▸ **WRITTEN PROBLEM**
Narrow the data below down to the lines containing "Marek".

## begin

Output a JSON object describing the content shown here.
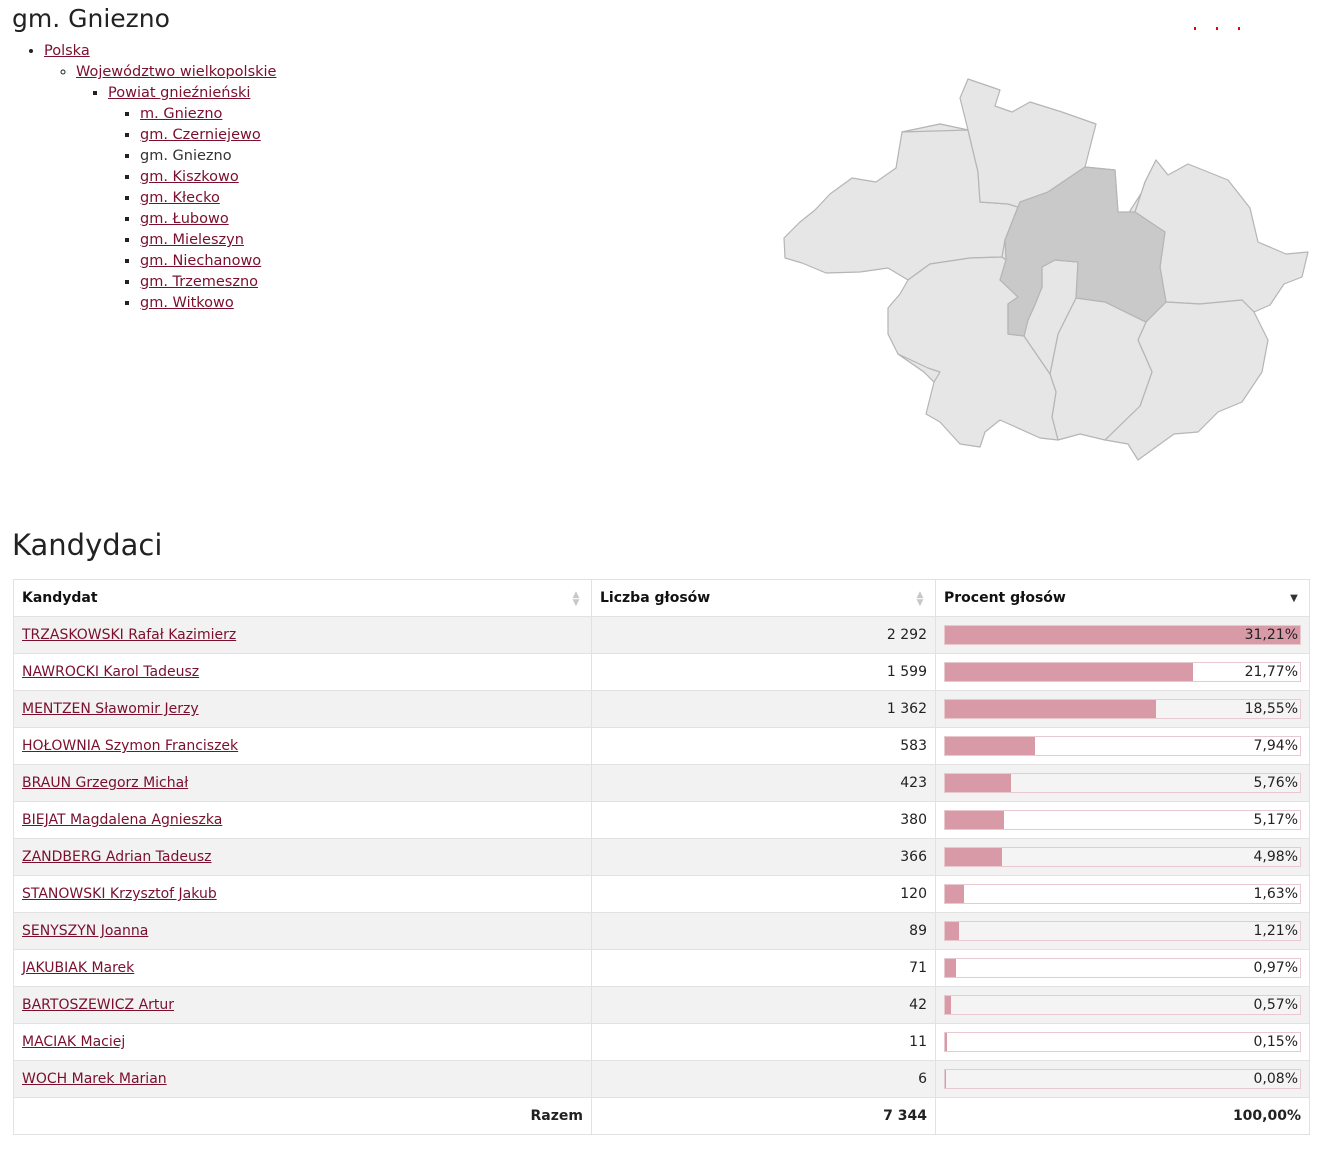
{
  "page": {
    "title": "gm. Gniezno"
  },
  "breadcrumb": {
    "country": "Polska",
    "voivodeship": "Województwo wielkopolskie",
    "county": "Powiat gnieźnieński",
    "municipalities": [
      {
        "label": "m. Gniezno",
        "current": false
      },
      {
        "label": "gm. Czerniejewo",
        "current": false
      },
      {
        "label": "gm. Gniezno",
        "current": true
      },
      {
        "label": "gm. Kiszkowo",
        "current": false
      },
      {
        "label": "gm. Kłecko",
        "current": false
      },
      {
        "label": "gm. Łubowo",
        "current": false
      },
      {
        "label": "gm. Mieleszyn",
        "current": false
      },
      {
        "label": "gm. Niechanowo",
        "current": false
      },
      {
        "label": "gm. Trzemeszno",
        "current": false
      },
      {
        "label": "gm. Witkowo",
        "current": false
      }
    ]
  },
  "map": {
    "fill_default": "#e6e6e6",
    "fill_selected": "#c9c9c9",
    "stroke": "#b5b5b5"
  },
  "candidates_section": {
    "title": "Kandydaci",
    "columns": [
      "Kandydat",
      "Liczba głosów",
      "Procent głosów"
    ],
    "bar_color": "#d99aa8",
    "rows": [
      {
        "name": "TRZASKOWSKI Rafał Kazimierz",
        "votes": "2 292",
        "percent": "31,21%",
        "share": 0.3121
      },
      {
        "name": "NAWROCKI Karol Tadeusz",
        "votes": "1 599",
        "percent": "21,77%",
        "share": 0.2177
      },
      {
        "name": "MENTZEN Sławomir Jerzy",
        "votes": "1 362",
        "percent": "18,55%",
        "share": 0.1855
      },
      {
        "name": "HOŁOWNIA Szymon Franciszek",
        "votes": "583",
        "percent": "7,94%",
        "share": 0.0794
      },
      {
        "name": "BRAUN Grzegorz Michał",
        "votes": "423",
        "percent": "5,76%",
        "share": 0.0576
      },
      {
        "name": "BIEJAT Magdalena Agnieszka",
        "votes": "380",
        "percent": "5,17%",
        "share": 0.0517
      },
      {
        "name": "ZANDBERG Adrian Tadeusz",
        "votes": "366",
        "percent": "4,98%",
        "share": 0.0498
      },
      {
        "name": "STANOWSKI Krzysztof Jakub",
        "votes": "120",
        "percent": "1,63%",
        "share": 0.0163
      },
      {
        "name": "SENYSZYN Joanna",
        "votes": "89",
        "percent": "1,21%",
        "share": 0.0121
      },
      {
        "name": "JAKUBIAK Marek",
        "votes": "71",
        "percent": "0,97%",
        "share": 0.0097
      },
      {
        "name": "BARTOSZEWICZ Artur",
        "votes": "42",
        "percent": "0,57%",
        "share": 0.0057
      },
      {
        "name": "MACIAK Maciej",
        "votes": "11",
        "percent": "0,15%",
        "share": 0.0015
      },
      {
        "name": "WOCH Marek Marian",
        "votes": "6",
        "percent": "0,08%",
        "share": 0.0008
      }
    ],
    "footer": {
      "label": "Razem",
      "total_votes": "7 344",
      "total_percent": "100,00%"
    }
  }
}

## end

▸ **ANSWER FOR THIS EXERCISE**
        "name": "JAKUBIAK Marek",
        "name": "WOCH Marek Marian",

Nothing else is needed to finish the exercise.